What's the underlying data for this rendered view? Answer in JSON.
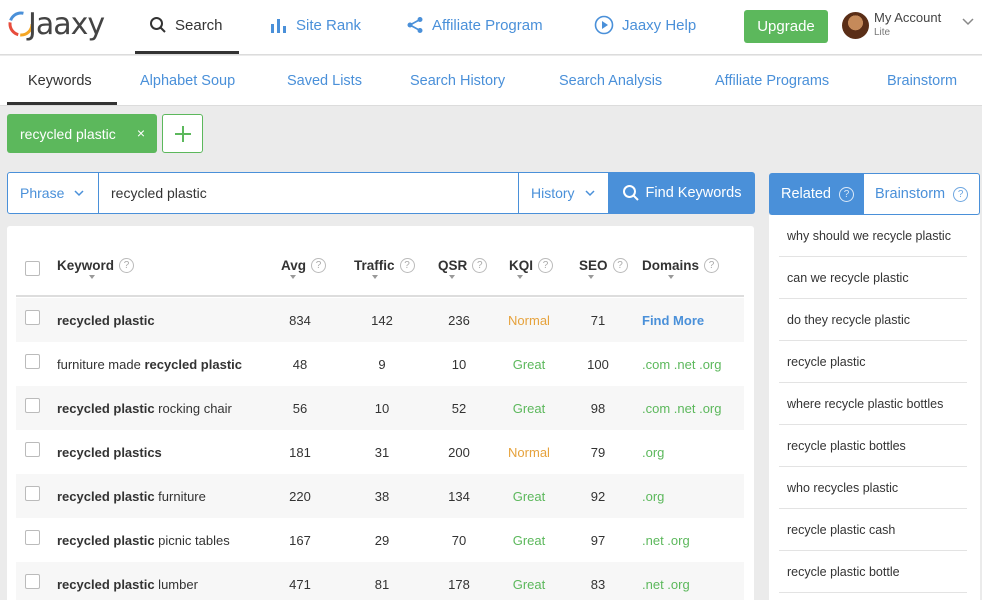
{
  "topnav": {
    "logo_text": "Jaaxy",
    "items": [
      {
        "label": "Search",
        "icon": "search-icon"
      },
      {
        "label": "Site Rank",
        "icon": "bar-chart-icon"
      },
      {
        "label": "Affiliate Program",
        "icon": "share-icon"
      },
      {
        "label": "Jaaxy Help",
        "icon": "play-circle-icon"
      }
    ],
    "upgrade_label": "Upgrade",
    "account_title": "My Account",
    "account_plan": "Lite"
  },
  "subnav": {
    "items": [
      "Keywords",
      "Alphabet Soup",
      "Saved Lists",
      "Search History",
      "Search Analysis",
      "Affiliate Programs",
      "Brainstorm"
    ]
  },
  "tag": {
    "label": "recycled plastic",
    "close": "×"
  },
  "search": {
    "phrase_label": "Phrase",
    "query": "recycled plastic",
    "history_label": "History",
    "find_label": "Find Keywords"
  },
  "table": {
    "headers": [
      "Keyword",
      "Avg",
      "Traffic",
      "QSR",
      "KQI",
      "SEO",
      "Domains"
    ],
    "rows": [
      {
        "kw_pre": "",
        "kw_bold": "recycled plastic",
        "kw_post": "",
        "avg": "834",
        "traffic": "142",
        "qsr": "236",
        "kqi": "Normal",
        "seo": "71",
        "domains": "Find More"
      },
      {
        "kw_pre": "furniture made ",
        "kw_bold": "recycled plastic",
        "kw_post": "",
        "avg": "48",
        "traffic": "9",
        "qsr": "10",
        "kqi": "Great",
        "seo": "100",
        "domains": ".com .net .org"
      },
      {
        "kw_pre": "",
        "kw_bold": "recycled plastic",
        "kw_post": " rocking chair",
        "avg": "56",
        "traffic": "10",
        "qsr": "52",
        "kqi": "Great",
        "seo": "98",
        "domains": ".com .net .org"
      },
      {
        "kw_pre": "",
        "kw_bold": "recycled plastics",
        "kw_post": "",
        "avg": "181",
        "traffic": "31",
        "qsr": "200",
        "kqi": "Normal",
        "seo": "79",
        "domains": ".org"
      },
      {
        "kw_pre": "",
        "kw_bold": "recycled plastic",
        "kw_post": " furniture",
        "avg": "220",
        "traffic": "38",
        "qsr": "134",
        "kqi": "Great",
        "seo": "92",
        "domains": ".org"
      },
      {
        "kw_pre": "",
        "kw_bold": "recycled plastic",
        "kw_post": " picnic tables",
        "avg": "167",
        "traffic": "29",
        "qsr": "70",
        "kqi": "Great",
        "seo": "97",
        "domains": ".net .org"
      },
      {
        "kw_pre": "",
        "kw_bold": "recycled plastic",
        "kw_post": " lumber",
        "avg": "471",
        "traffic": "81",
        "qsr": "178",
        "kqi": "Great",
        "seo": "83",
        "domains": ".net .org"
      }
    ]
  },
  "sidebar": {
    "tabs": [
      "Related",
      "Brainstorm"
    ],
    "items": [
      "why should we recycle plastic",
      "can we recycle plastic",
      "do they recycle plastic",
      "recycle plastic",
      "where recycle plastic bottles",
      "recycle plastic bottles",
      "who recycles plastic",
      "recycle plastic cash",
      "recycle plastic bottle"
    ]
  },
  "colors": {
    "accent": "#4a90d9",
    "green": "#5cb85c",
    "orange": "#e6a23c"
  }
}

______________________________

*Problem*.
Answer with one number only: how many lines above contain the word "icon".

*The reply*.
4